▶ _Task to complete_: Extract each line of the data and write it out again exactly.

▶ _Stored data entries_:
-- Start --

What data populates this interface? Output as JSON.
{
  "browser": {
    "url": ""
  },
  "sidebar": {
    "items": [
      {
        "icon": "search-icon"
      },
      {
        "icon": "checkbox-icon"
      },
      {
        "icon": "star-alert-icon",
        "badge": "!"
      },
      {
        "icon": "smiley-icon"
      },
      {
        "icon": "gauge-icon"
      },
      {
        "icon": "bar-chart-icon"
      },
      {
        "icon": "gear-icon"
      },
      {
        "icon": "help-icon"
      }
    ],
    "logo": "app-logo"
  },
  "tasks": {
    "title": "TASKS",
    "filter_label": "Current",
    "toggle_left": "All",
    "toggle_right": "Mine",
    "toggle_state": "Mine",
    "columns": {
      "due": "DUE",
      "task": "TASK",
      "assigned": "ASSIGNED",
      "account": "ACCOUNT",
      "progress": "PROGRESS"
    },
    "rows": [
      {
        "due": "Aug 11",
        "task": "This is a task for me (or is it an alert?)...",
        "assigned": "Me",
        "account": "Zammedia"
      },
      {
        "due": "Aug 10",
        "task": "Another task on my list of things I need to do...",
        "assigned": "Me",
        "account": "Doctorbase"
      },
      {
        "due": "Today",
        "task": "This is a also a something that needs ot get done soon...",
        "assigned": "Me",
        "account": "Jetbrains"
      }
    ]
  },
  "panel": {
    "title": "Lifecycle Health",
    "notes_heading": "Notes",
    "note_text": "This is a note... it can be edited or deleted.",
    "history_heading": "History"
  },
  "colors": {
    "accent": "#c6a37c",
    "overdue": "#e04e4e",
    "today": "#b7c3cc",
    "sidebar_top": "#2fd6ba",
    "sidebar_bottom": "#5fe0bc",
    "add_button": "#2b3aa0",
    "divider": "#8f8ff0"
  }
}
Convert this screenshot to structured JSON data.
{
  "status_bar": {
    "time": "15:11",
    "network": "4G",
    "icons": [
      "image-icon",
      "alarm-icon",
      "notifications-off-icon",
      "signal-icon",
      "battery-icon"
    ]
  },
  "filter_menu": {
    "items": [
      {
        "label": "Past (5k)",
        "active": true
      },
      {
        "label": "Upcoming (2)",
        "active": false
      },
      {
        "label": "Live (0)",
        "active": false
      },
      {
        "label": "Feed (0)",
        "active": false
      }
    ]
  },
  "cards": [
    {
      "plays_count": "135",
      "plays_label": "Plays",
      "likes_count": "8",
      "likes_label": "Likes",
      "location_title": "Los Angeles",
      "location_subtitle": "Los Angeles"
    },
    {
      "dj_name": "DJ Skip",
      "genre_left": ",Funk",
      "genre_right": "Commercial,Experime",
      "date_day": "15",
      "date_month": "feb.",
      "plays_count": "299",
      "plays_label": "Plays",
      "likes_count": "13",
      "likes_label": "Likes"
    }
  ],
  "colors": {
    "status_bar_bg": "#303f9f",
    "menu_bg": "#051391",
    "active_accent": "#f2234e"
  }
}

-- End --

▶ _Task solution_:
What data populates this interface? Output as JSON.
{
  "browser": {
    "url": ""
  },
  "sidebar": {
    "items": [
      {
        "icon": "search-icon"
      },
      {
        "icon": "checkbox-icon"
      },
      {
        "icon": "star-alert-icon",
        "badge": "!"
      },
      {
        "icon": "smiley-icon"
      },
      {
        "icon": "gauge-icon"
      },
      {
        "icon": "bar-chart-icon"
      },
      {
        "icon": "gear-icon"
      },
      {
        "icon": "help-icon"
      }
    ],
    "logo": "app-logo"
  },
  "tasks": {
    "title": "TASKS",
    "filter_label": "Current",
    "toggle_left": "All",
    "toggle_right": "Mine",
    "toggle_state": "Mine",
    "columns": {
      "due": "DUE",
      "task": "TASK",
      "assigned": "ASSIGNED",
      "account": "ACCOUNT",
      "progress": "PROGRESS"
    },
    "rows": [
      {
        "due": "Aug 11",
        "task": "This is a task for me (or is it an alert?)...",
        "assigned": "Me",
        "account": "Zammedia"
      },
      {
        "due": "Aug 10",
        "task": "Another task on my list of things I need to do...",
        "assigned": "Me",
        "account": "Doctorbase"
      },
      {
        "due": "Today",
        "task": "This is a also a something that needs ot get done soon...",
        "assigned": "Me",
        "account": "Jetbrains"
      }
    ]
  },
  "panel": {
    "title": "Lifecycle Health",
    "notes_heading": "Notes",
    "note_text": "This is a note... it can be edited or deleted.",
    "history_heading": "History"
  },
  "colors": {
    "accent": "#c6a37c",
    "overdue": "#e04e4e",
    "today": "#b7c3cc",
    "sidebar_top": "#2fd6ba",
    "sidebar_bottom": "#5fe0bc",
    "add_button": "#2b3aa0",
    "divider": "#8f8ff0"
  }
}
Convert this screenshot to structured JSON data.
{
  "status_bar": {
    "time": "15:11",
    "network": "4G",
    "icons": [
      "image-icon",
      "alarm-icon",
      "notifications-off-icon",
      "signal-icon",
      "battery-icon"
    ]
  },
  "filter_menu": {
    "items": [
      {
        "label": "Past (5k)",
        "active": true
      },
      {
        "label": "Upcoming (2)",
        "active": false
      },
      {
        "label": "Live (0)",
        "active": false
      },
      {
        "label": "Feed (0)",
        "active": false
      }
    ]
  },
  "cards": [
    {
      "plays_count": "135",
      "plays_label": "Plays",
      "likes_count": "8",
      "likes_label": "Likes",
      "location_title": "Los Angeles",
      "location_subtitle": "Los Angeles"
    },
    {
      "dj_name": "DJ Skip",
      "genre_left": ",Funk",
      "genre_right": "Commercial,Experime",
      "date_day": "15",
      "date_month": "feb.",
      "plays_count": "299",
      "plays_label": "Plays",
      "likes_count": "13",
      "likes_label": "Likes"
    }
  ],
  "colors": {
    "status_bar_bg": "#303f9f",
    "menu_bg": "#051391",
    "active_accent": "#f2234e"
  }
}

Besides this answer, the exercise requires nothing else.